▶ Records for this exercise:
--

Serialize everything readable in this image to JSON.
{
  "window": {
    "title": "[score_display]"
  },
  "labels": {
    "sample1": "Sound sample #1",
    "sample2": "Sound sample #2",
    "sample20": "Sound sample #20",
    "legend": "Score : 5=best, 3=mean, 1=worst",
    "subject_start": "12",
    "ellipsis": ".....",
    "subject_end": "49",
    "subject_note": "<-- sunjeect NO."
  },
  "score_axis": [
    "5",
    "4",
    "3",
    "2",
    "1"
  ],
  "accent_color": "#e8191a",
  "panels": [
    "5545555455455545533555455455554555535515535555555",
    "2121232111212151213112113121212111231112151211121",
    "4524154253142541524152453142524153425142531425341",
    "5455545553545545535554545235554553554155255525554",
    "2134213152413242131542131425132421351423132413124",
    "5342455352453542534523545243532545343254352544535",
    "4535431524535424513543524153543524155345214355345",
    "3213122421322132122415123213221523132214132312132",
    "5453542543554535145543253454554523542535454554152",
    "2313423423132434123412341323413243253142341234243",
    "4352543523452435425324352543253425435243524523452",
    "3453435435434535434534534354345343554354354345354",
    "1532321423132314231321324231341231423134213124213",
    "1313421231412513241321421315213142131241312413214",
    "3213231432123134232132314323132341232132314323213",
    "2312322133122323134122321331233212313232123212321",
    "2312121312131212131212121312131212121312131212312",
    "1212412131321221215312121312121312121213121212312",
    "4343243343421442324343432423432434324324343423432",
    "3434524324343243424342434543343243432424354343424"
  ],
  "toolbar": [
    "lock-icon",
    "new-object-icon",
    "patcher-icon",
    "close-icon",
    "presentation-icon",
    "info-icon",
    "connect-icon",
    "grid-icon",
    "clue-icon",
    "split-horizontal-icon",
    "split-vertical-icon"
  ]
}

--

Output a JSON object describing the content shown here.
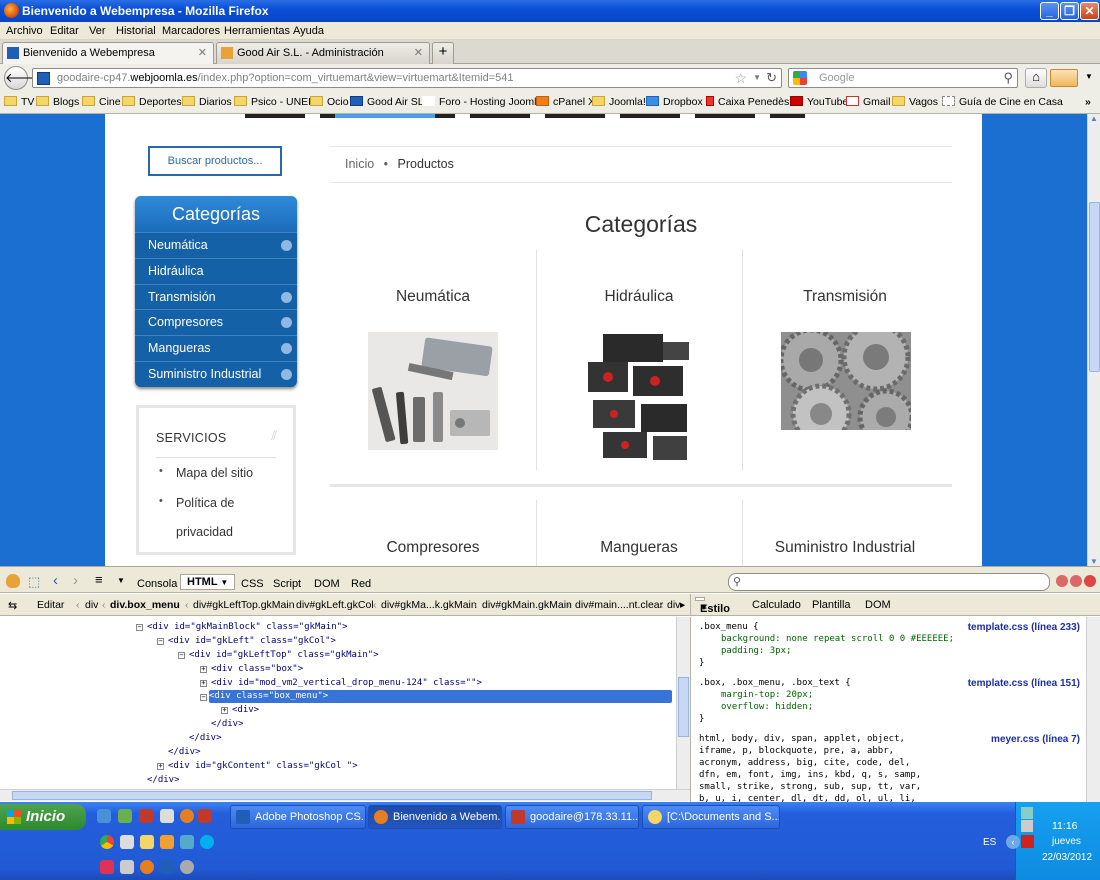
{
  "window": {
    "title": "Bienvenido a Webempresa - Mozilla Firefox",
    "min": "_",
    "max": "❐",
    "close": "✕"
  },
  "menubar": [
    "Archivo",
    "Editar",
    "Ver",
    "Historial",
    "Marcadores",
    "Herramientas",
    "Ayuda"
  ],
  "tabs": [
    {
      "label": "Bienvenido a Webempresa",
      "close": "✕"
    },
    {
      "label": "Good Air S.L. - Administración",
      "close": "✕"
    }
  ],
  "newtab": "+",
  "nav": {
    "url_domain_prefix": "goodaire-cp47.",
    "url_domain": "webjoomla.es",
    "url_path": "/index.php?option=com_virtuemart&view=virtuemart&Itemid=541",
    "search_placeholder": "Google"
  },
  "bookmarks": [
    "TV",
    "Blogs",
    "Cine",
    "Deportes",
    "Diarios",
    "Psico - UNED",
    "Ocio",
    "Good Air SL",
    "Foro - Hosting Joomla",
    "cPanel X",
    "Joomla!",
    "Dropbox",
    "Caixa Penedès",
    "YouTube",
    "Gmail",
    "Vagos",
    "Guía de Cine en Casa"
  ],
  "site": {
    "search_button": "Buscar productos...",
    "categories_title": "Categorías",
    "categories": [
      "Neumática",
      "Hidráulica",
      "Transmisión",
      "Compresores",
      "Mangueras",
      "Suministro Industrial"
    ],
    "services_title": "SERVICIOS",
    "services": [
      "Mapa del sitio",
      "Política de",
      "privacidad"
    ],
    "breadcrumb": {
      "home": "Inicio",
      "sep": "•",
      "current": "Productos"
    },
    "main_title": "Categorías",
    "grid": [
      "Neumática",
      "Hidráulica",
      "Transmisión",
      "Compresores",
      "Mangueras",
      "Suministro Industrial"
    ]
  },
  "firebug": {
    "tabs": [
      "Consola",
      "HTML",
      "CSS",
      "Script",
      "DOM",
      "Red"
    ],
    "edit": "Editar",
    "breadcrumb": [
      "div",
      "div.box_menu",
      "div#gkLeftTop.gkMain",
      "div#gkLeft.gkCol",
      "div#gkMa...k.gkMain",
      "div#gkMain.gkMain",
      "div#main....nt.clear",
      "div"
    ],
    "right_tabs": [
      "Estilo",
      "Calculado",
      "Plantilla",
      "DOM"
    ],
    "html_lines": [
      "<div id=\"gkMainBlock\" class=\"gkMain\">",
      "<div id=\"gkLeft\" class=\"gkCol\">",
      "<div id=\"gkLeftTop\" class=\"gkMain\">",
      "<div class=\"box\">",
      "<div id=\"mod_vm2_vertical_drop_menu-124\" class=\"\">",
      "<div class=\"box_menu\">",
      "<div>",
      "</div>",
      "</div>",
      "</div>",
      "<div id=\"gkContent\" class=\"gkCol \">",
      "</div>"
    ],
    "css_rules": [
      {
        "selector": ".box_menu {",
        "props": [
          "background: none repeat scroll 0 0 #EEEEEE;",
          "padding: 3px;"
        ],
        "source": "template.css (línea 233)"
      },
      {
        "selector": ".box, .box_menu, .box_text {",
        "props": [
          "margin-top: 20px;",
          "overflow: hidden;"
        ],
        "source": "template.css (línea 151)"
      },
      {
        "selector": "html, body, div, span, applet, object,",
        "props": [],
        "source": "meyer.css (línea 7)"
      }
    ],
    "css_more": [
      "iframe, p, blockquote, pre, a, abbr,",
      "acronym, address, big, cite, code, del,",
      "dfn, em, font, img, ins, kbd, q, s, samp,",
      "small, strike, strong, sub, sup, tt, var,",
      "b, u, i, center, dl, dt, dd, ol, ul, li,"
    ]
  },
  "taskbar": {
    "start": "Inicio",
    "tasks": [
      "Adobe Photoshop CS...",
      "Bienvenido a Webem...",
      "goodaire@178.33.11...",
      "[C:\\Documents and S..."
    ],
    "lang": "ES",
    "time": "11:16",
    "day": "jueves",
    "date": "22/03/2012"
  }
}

--

▶ Task details: Where a line in the entries holds "goodaire", copy that line.

▶ Answer to the task:
    "url_domain_prefix": "goodaire-cp47.",
      "goodaire@178.33.11...",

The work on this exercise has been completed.